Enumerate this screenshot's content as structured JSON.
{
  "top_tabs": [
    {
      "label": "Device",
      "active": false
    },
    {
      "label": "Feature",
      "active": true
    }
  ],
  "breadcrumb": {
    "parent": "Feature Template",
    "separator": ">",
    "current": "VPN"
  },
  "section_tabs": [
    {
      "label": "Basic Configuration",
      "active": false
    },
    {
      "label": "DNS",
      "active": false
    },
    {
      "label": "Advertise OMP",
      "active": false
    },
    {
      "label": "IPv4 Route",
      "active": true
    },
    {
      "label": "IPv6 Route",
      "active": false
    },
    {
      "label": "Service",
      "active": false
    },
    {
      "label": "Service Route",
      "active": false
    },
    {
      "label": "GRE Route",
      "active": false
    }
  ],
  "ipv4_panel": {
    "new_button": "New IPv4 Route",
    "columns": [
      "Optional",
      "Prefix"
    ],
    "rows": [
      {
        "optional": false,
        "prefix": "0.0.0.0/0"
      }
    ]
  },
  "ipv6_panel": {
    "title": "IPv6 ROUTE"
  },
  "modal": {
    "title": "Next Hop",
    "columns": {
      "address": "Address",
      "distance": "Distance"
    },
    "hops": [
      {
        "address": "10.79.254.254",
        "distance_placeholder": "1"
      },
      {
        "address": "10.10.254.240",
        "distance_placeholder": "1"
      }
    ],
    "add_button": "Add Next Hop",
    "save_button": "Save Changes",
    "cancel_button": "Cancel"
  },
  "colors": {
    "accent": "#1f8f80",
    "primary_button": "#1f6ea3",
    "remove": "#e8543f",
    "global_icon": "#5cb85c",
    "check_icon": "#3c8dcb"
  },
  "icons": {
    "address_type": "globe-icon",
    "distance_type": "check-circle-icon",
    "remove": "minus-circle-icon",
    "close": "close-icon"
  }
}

— WHAT TO WORK ON —
Retype the records in full. Keep every line identical to the original.

— EXPECTED ANSWER —
Enumerate this screenshot's content as structured JSON.
{
  "top_tabs": [
    {
      "label": "Device",
      "active": false
    },
    {
      "label": "Feature",
      "active": true
    }
  ],
  "breadcrumb": {
    "parent": "Feature Template",
    "separator": ">",
    "current": "VPN"
  },
  "section_tabs": [
    {
      "label": "Basic Configuration",
      "active": false
    },
    {
      "label": "DNS",
      "active": false
    },
    {
      "label": "Advertise OMP",
      "active": false
    },
    {
      "label": "IPv4 Route",
      "active": true
    },
    {
      "label": "IPv6 Route",
      "active": false
    },
    {
      "label": "Service",
      "active": false
    },
    {
      "label": "Service Route",
      "active": false
    },
    {
      "label": "GRE Route",
      "active": false
    }
  ],
  "ipv4_panel": {
    "new_button": "New IPv4 Route",
    "columns": [
      "Optional",
      "Prefix"
    ],
    "rows": [
      {
        "optional": false,
        "prefix": "0.0.0.0/0"
      }
    ]
  },
  "ipv6_panel": {
    "title": "IPv6 ROUTE"
  },
  "modal": {
    "title": "Next Hop",
    "columns": {
      "address": "Address",
      "distance": "Distance"
    },
    "hops": [
      {
        "address": "10.79.254.254",
        "distance_placeholder": "1"
      },
      {
        "address": "10.10.254.240",
        "distance_placeholder": "1"
      }
    ],
    "add_button": "Add Next Hop",
    "save_button": "Save Changes",
    "cancel_button": "Cancel"
  },
  "colors": {
    "accent": "#1f8f80",
    "primary_button": "#1f6ea3",
    "remove": "#e8543f",
    "global_icon": "#5cb85c",
    "check_icon": "#3c8dcb"
  },
  "icons": {
    "address_type": "globe-icon",
    "distance_type": "check-circle-icon",
    "remove": "minus-circle-icon",
    "close": "close-icon"
  }
}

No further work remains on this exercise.